+++ DATA TO PROCESS +++
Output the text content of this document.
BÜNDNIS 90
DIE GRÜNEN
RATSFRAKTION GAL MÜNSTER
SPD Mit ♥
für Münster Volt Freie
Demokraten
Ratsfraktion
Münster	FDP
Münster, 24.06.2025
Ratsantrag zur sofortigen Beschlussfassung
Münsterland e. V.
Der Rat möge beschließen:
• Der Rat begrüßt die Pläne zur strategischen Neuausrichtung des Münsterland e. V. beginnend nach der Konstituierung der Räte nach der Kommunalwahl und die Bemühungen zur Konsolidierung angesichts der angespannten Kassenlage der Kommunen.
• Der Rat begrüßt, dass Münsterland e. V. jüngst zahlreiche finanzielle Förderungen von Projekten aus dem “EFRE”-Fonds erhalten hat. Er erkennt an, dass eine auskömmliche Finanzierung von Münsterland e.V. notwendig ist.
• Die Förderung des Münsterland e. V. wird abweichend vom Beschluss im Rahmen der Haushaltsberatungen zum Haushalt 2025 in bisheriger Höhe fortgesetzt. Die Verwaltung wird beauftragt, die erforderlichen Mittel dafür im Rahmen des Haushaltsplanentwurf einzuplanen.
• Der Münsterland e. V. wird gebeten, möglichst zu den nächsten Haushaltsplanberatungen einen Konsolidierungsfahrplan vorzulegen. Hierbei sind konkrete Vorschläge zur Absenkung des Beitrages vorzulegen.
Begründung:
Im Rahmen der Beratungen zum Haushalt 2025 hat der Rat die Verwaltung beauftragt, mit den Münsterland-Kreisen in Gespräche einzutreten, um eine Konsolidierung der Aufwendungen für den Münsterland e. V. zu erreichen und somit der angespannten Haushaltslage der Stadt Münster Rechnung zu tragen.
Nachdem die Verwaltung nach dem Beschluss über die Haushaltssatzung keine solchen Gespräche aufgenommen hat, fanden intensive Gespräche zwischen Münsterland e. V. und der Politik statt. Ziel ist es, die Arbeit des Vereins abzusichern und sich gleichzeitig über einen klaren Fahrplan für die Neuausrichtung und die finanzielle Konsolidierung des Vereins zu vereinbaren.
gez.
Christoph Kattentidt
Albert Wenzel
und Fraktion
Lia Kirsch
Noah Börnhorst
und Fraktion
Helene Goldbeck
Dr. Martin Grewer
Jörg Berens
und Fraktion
+++
## EXERCISE DIRECTIONS
From the records above, show each line that contains the word "finanzielle".

## EXERCISE RESPONSE
• Der Rat begrüßt, dass Münsterland e. V. jüngst zahlreiche finanzielle Förderungen von Projekten aus dem “EFRE”-Fonds erhalten hat. Er erkennt an, dass eine auskömmliche Finanzierung von Münsterland e.V. notwendig ist.
Nachdem die Verwaltung nach dem Beschluss über die Haushaltssatzung keine solchen Gespräche aufgenommen hat, fanden intensive Gespräche zwischen Münsterland e. V. und der Politik statt. Ziel ist es, die Arbeit des Vereins abzusichern und sich gleichzeitig über einen klaren Fahrplan für die Neuausrichtung und die finanzielle Konsolidierung des Vereins zu vereinbaren.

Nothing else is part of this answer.